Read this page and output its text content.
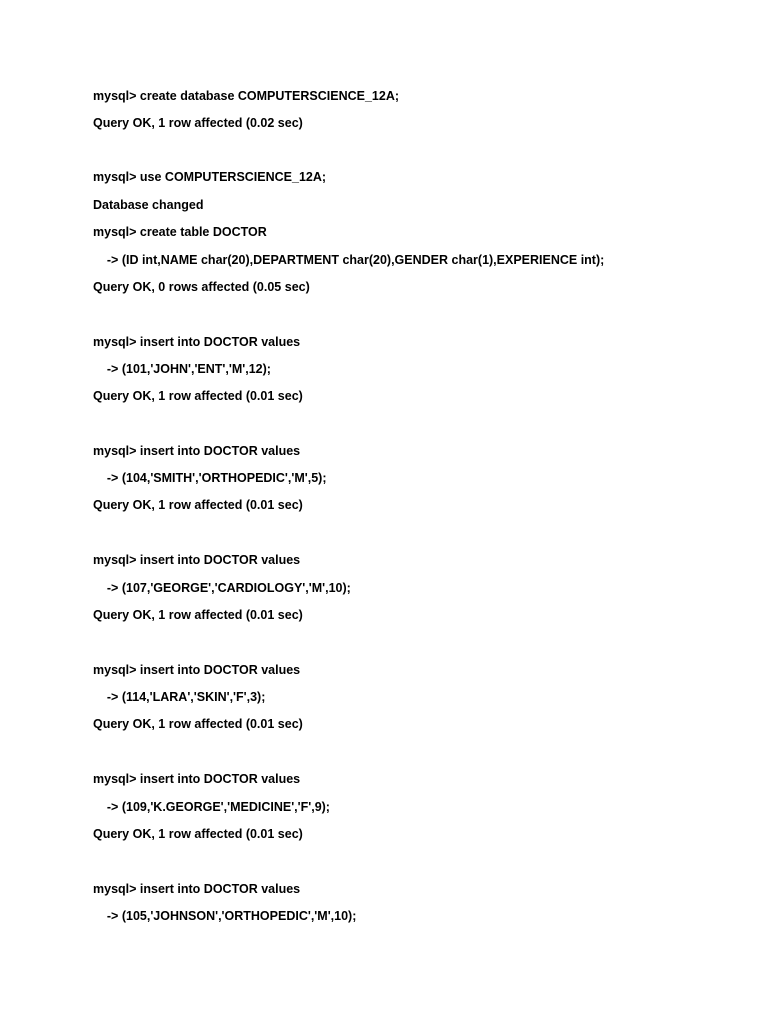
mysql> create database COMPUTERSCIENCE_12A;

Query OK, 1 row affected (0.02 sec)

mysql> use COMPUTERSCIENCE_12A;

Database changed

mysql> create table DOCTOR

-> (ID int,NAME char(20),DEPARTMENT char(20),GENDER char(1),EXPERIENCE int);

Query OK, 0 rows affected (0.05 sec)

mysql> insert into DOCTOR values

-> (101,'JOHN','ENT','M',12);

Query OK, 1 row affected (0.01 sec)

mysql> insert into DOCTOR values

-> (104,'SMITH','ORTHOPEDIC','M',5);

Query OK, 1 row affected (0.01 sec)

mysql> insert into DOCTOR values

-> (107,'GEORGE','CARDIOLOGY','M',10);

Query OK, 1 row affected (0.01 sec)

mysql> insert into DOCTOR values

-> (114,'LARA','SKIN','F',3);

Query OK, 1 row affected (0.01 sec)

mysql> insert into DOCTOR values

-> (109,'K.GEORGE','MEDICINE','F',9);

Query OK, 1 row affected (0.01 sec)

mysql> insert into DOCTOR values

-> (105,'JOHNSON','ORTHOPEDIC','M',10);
-----
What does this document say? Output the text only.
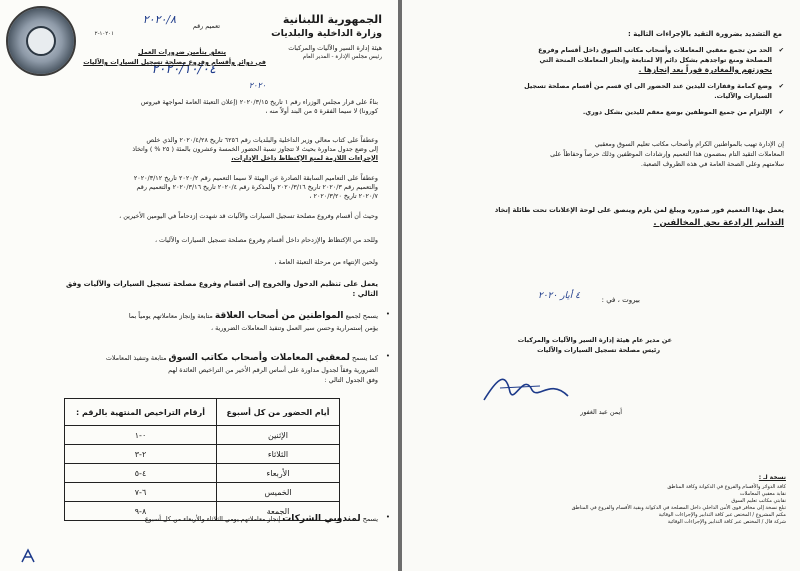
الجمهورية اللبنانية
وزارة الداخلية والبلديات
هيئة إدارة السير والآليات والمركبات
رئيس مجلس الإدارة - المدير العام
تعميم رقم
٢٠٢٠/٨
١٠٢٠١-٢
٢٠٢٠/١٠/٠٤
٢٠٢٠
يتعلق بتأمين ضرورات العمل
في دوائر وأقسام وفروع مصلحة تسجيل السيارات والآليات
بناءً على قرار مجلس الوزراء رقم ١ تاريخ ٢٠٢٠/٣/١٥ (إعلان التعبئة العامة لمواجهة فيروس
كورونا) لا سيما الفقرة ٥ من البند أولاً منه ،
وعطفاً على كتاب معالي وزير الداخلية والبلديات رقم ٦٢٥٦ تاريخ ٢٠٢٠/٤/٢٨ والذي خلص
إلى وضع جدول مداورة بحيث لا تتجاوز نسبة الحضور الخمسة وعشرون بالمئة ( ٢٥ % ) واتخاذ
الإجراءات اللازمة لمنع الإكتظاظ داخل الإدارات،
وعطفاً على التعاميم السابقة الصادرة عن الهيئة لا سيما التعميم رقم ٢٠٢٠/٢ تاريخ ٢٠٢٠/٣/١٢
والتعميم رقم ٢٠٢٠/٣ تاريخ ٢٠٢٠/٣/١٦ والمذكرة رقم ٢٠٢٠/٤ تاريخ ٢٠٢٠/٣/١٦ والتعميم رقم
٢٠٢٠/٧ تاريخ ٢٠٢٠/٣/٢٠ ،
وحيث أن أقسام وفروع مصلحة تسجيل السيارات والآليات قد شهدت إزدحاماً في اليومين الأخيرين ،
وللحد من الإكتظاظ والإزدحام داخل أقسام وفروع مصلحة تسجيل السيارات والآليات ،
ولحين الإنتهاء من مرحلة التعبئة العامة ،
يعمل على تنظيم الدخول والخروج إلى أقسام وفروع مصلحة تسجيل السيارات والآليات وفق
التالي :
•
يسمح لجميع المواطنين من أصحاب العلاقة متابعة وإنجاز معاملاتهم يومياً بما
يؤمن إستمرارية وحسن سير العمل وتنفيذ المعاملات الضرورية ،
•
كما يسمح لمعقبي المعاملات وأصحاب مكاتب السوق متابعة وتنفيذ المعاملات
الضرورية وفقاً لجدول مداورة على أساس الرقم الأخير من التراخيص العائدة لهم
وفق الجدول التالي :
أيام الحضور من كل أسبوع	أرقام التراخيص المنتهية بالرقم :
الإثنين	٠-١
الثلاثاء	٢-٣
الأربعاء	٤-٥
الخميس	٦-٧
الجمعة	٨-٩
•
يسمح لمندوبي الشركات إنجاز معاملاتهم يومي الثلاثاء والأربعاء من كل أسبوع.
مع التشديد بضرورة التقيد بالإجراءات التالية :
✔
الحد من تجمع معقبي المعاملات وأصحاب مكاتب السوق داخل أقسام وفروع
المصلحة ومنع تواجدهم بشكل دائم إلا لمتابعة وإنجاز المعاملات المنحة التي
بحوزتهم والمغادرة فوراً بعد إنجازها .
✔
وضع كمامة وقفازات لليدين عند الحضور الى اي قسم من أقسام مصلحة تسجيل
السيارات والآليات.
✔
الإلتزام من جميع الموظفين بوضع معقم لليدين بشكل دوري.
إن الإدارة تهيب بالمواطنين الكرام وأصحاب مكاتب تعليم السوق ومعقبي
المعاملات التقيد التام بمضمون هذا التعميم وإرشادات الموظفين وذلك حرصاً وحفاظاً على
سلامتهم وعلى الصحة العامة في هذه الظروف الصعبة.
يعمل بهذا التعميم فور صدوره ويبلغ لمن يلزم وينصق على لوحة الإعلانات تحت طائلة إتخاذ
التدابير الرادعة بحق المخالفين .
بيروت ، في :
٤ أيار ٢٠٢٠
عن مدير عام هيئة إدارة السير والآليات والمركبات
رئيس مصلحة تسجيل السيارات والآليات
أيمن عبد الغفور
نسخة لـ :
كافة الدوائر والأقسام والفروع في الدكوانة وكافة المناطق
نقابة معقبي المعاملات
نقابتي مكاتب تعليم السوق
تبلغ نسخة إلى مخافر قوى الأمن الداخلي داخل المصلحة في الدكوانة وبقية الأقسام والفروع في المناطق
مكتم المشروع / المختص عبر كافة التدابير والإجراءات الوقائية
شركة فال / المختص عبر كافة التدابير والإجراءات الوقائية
-----
Each line of the material above either contains the word "والإجراءات" or does not; state how many do, and nothing else.

*Answer for the task*. 2